*Task prompt*
From the records below, copy every line that contains the word "color".

*Data to use*
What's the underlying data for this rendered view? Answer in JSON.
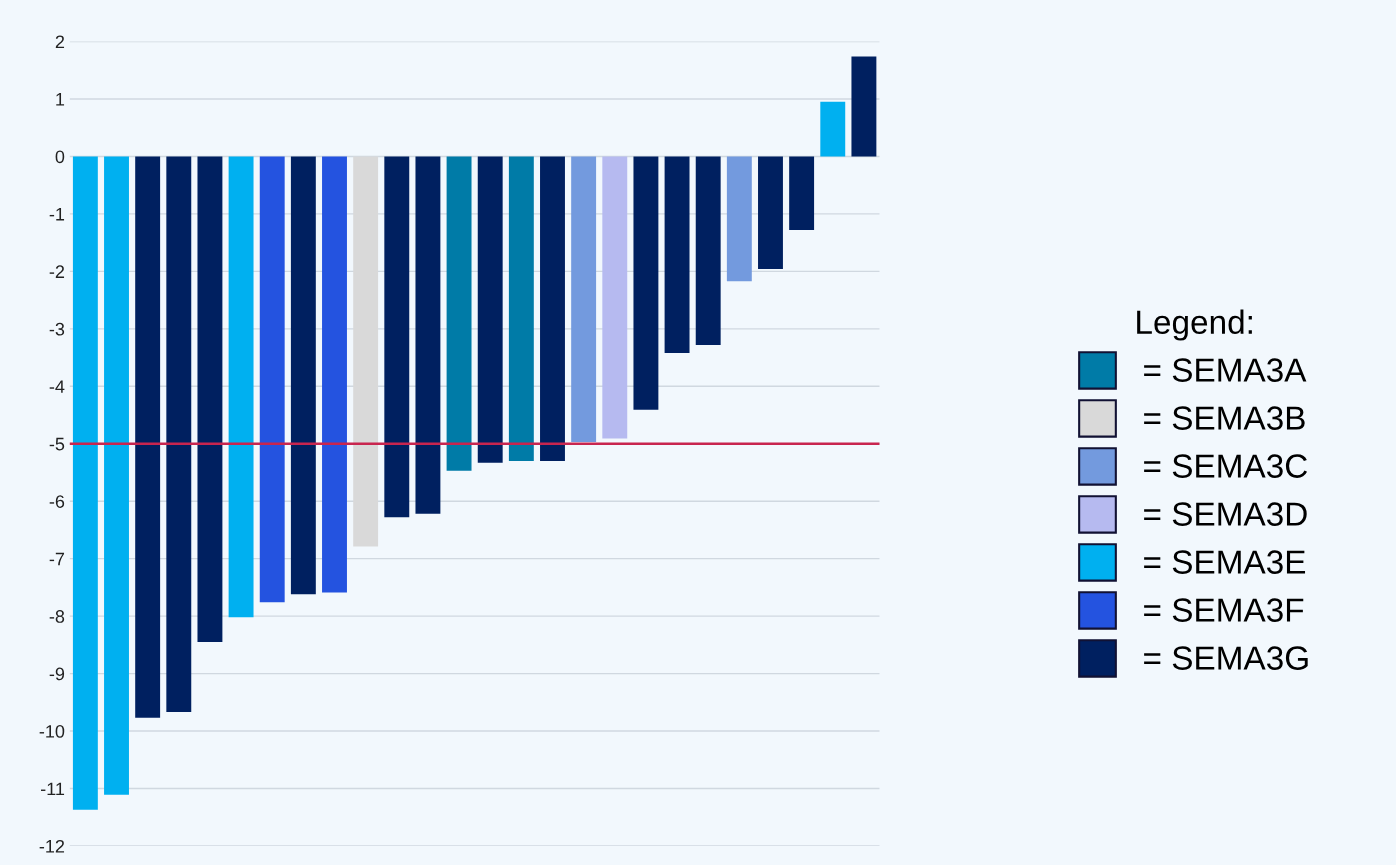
{
  "chart_data": {
    "type": "bar",
    "categories": [
      null,
      null,
      null,
      null,
      null,
      null,
      null,
      null,
      null,
      null,
      null,
      null,
      null,
      null,
      null,
      null,
      null,
      null,
      null,
      null,
      null,
      null,
      null,
      null,
      null,
      null
    ],
    "series": [
      {
        "name": "= SEMA3A",
        "color": "#007ba7",
        "values": [
          null,
          null,
          null,
          null,
          null,
          null,
          null,
          null,
          null,
          null,
          null,
          null,
          -5.47,
          null,
          -5.3,
          null,
          null,
          null,
          null,
          null,
          null,
          null,
          null,
          null,
          null,
          null
        ]
      },
      {
        "name": "= SEMA3B",
        "color": "#d9d9d9",
        "values": [
          null,
          null,
          null,
          null,
          null,
          null,
          null,
          null,
          null,
          -6.79,
          null,
          null,
          null,
          null,
          null,
          null,
          null,
          null,
          null,
          null,
          null,
          null,
          null,
          null,
          null,
          null
        ]
      },
      {
        "name": "= SEMA3C",
        "color": "#739ade",
        "values": [
          null,
          null,
          null,
          null,
          null,
          null,
          null,
          null,
          null,
          null,
          null,
          null,
          null,
          null,
          null,
          null,
          -4.97,
          null,
          null,
          null,
          null,
          -2.17,
          null,
          null,
          null,
          null
        ]
      },
      {
        "name": "= SEMA3D",
        "color": "#b6baf0",
        "values": [
          null,
          null,
          null,
          null,
          null,
          null,
          null,
          null,
          null,
          null,
          null,
          null,
          null,
          null,
          null,
          null,
          null,
          -4.91,
          null,
          null,
          null,
          null,
          null,
          null,
          null,
          null
        ]
      },
      {
        "name": "= SEMA3E",
        "color": "#00b0f0",
        "values": [
          -11.37,
          -11.11,
          null,
          null,
          null,
          -8.02,
          null,
          null,
          null,
          null,
          null,
          null,
          null,
          null,
          null,
          null,
          null,
          null,
          null,
          null,
          null,
          null,
          null,
          null,
          0.95,
          null
        ]
      },
      {
        "name": "= SEMA3F",
        "color": "#2453e0",
        "values": [
          null,
          null,
          null,
          null,
          null,
          null,
          -7.76,
          null,
          -7.59,
          null,
          null,
          null,
          null,
          null,
          null,
          null,
          null,
          null,
          null,
          null,
          null,
          null,
          null,
          null,
          null,
          null
        ]
      },
      {
        "name": "= SEMA3G",
        "color": "#002060",
        "values": [
          null,
          null,
          -9.77,
          -9.67,
          -8.45,
          null,
          null,
          -7.62,
          null,
          null,
          -6.28,
          -6.22,
          null,
          -5.33,
          null,
          -5.3,
          null,
          null,
          -4.41,
          -3.42,
          -3.28,
          null,
          -1.96,
          -1.28,
          null,
          1.74
        ]
      }
    ],
    "ylim": [
      -12,
      2
    ],
    "yticks": [
      -12,
      -11,
      -10,
      -9,
      -8,
      -7,
      -6,
      -5,
      -4,
      -3,
      -2,
      -1,
      0,
      1,
      2
    ],
    "grid": "y",
    "legend": "right",
    "legend_title": "Legend:",
    "ref_lines": [
      {
        "axis": "y",
        "value": -5,
        "color": "#c8254f"
      }
    ]
  }
}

*Written response*
        "color": "#007ba7",
        "color": "#d9d9d9",
        "color": "#739ade",
        "color": "#b6baf0",
        "color": "#00b0f0",
        "color": "#2453e0",
        "color": "#002060",
        "color": "#c8254f"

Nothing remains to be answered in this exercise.